Input material:
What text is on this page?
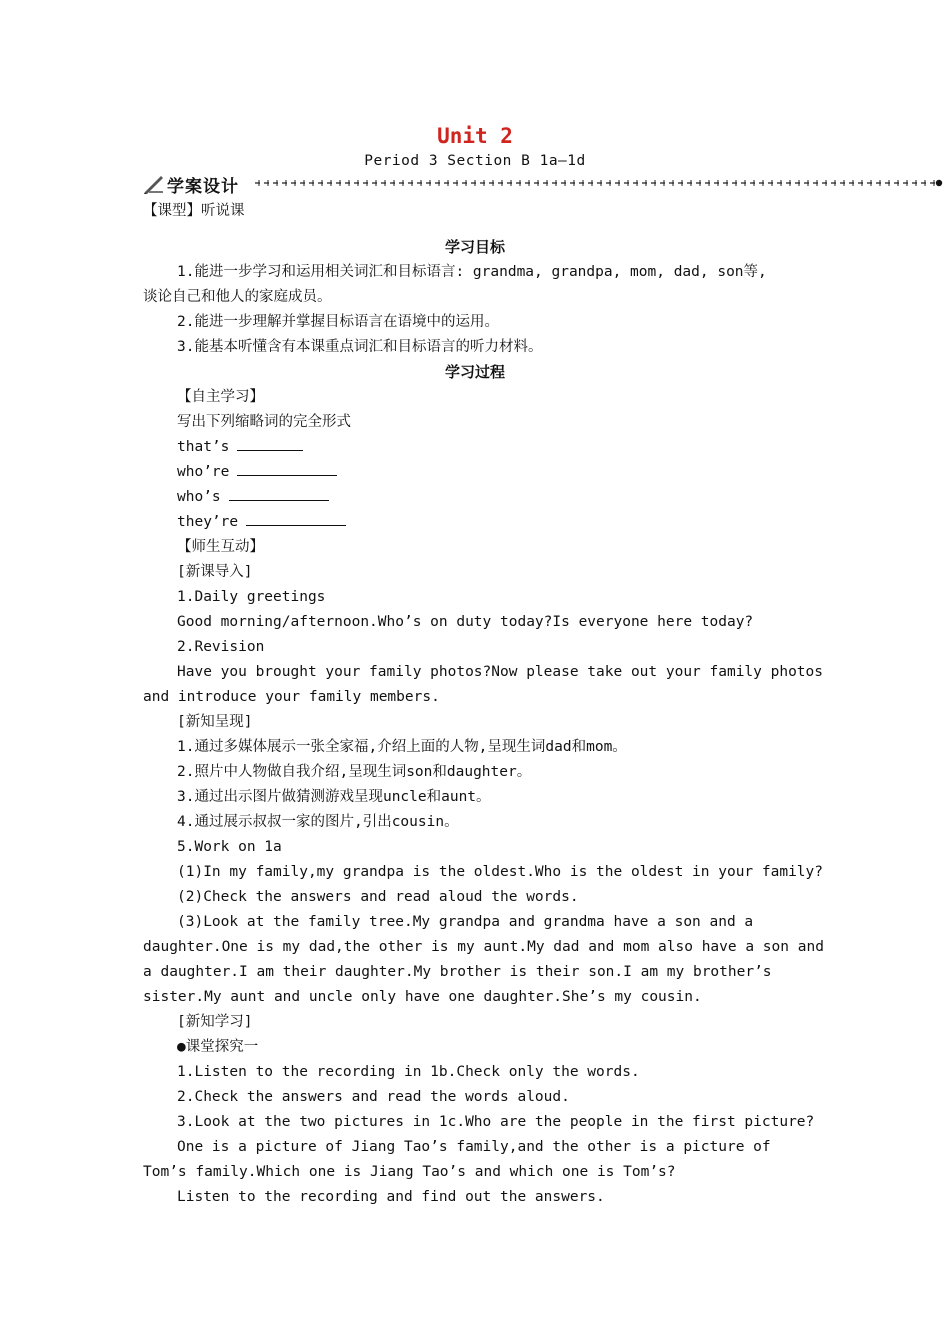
Unit 2
Period 3 Section B 1a—1d
学案设计
【课型】听说课
学习目标
1.能进一步学习和运用相关词汇和目标语言: grandma, grandpa, mom, dad, son等,
谈论自己和他人的家庭成员。
2.能进一步理解并掌握目标语言在语境中的运用。
3.能基本听懂含有本课重点词汇和目标语言的听力材料。
学习过程
【自主学习】
写出下列缩略词的完全形式
that’s
who’re
who’s
they’re
【师生互动】
[新课导入]
1.Daily greetings
Good morning/afternoon.Who’s on duty today?Is everyone here today?
2.Revision
Have you brought your family photos?Now please take out your family photos
and introduce your family members.
[新知呈现]
1.通过多媒体展示一张全家福,介绍上面的人物,呈现生词dad和mom。
2.照片中人物做自我介绍,呈现生词son和daughter。
3.通过出示图片做猜测游戏呈现uncle和aunt。
4.通过展示叔叔一家的图片,引出cousin。
5.Work on 1a
(1)In my family,my grandpa is the oldest.Who is the oldest in your family?
(2)Check the answers and read aloud the words.
(3)Look at the family tree.My grandpa and grandma have a son and a
daughter.One is my dad,the other is my aunt.My dad and mom also have a son and
a daughter.I am their daughter.My brother is their son.I am my brother’s
sister.My aunt and uncle only have one daughter.She’s my cousin.
[新知学习]
●课堂探究一
1.Listen to the recording in 1b.Check only the words.
2.Check the answers and read the words aloud.
3.Look at the two pictures in 1c.Who are the people in the first picture?
One is a picture of Jiang Tao’s family,and the other is a picture of
Tom’s family.Which one is Jiang Tao’s and which one is Tom’s?
Listen to the recording and find out the answers.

Task details:
Word for word, quote the lines above. Omit the pictures.

Answer to the task:
What text is on this page?
Unit 2
Period 3 Section B 1a—1d
学案设计
【课型】听说课
学习目标
1.能进一步学习和运用相关词汇和目标语言: grandma, grandpa, mom, dad, son等,
谈论自己和他人的家庭成员。
2.能进一步理解并掌握目标语言在语境中的运用。
3.能基本听懂含有本课重点词汇和目标语言的听力材料。
学习过程
【自主学习】
写出下列缩略词的完全形式
that’s
who’re
who’s
they’re
【师生互动】
[新课导入]
1.Daily greetings
Good morning/afternoon.Who’s on duty today?Is everyone here today?
2.Revision
Have you brought your family photos?Now please take out your family photos
and introduce your family members.
[新知呈现]
1.通过多媒体展示一张全家福,介绍上面的人物,呈现生词dad和mom。
2.照片中人物做自我介绍,呈现生词son和daughter。
3.通过出示图片做猜测游戏呈现uncle和aunt。
4.通过展示叔叔一家的图片,引出cousin。
5.Work on 1a
(1)In my family,my grandpa is the oldest.Who is the oldest in your family?
(2)Check the answers and read aloud the words.
(3)Look at the family tree.My grandpa and grandma have a son and a
daughter.One is my dad,the other is my aunt.My dad and mom also have a son and
a daughter.I am their daughter.My brother is their son.I am my brother’s
sister.My aunt and uncle only have one daughter.She’s my cousin.
[新知学习]
●课堂探究一
1.Listen to the recording in 1b.Check only the words.
2.Check the answers and read the words aloud.
3.Look at the two pictures in 1c.Who are the people in the first picture?
One is a picture of Jiang Tao’s family,and the other is a picture of
Tom’s family.Which one is Jiang Tao’s and which one is Tom’s?
Listen to the recording and find out the answers.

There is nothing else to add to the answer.